Pictures do not belong in the copy, so please give every entry below again exactly.

## Data for processing:

-=-=-

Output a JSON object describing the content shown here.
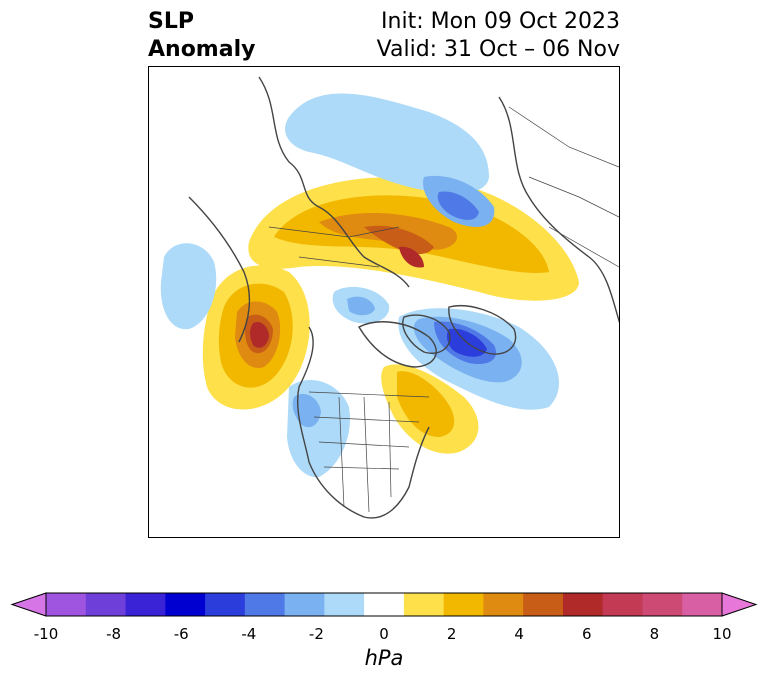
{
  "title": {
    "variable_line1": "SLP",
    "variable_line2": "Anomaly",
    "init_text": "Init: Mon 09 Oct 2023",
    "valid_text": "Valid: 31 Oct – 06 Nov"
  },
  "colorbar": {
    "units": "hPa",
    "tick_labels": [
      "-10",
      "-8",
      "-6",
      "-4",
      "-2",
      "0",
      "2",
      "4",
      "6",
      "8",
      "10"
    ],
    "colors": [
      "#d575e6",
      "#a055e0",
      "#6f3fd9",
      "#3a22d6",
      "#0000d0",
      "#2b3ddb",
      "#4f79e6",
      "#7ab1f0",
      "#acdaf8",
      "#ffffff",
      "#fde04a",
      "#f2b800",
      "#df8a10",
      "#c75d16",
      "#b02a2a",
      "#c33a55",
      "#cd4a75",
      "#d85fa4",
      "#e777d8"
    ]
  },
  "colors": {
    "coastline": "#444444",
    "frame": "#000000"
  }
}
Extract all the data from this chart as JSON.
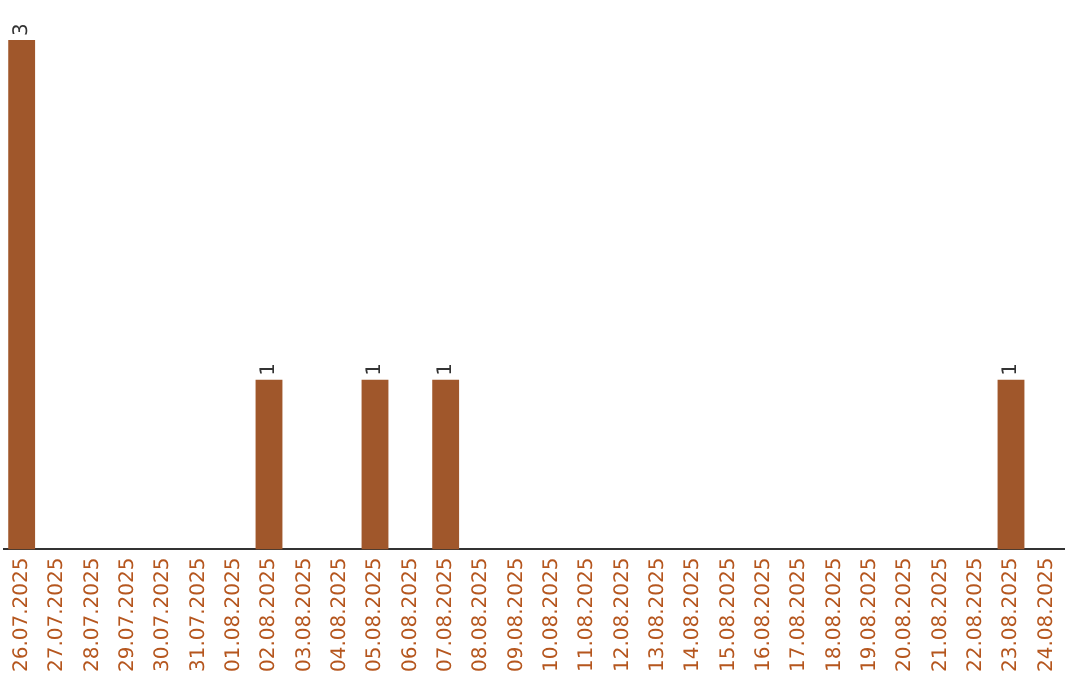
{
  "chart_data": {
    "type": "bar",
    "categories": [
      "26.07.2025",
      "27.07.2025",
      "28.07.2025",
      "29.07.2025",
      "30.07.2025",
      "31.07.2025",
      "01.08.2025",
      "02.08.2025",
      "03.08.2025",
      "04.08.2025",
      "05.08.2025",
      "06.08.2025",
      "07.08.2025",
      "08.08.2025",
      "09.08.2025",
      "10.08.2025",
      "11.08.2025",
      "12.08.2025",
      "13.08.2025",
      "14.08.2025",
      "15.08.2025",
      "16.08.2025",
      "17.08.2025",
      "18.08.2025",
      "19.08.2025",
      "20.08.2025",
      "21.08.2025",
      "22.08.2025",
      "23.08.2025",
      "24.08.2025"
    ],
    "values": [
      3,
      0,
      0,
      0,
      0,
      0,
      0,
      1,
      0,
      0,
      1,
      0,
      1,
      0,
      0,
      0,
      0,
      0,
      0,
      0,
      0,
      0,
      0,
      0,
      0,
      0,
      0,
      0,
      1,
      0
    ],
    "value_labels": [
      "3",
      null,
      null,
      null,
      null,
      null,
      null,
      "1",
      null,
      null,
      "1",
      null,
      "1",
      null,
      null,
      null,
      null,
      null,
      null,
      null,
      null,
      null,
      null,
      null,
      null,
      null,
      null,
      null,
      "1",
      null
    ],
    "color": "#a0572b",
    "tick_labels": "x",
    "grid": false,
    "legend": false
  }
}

-=-=-

## Exercise answer:
Output a JSON object describing the content shown here.
{
  "title": {
    "variable_line1": "SLP",
    "variable_line2": "Anomaly",
    "init_text": "Init: Mon 09 Oct 2023",
    "valid_text": "Valid: 31 Oct – 06 Nov"
  },
  "colorbar": {
    "units": "hPa",
    "tick_labels": [
      "-10",
      "-8",
      "-6",
      "-4",
      "-2",
      "0",
      "2",
      "4",
      "6",
      "8",
      "10"
    ],
    "colors": [
      "#d575e6",
      "#a055e0",
      "#6f3fd9",
      "#3a22d6",
      "#0000d0",
      "#2b3ddb",
      "#4f79e6",
      "#7ab1f0",
      "#acdaf8",
      "#ffffff",
      "#fde04a",
      "#f2b800",
      "#df8a10",
      "#c75d16",
      "#b02a2a",
      "#c33a55",
      "#cd4a75",
      "#d85fa4",
      "#e777d8"
    ]
  },
  "colors": {
    "coastline": "#444444",
    "frame": "#000000"
  }
}
Extract all the data from this chart as JSON.
{
  "chart_data": {
    "type": "bar",
    "categories": [
      "26.07.2025",
      "27.07.2025",
      "28.07.2025",
      "29.07.2025",
      "30.07.2025",
      "31.07.2025",
      "01.08.2025",
      "02.08.2025",
      "03.08.2025",
      "04.08.2025",
      "05.08.2025",
      "06.08.2025",
      "07.08.2025",
      "08.08.2025",
      "09.08.2025",
      "10.08.2025",
      "11.08.2025",
      "12.08.2025",
      "13.08.2025",
      "14.08.2025",
      "15.08.2025",
      "16.08.2025",
      "17.08.2025",
      "18.08.2025",
      "19.08.2025",
      "20.08.2025",
      "21.08.2025",
      "22.08.2025",
      "23.08.2025",
      "24.08.2025"
    ],
    "values": [
      3,
      0,
      0,
      0,
      0,
      0,
      0,
      1,
      0,
      0,
      1,
      0,
      1,
      0,
      0,
      0,
      0,
      0,
      0,
      0,
      0,
      0,
      0,
      0,
      0,
      0,
      0,
      0,
      1,
      0
    ],
    "value_labels": [
      "3",
      null,
      null,
      null,
      null,
      null,
      null,
      "1",
      null,
      null,
      "1",
      null,
      "1",
      null,
      null,
      null,
      null,
      null,
      null,
      null,
      null,
      null,
      null,
      null,
      null,
      null,
      null,
      null,
      "1",
      null
    ],
    "color": "#a0572b",
    "tick_labels": "x",
    "grid": false,
    "legend": false
  }
}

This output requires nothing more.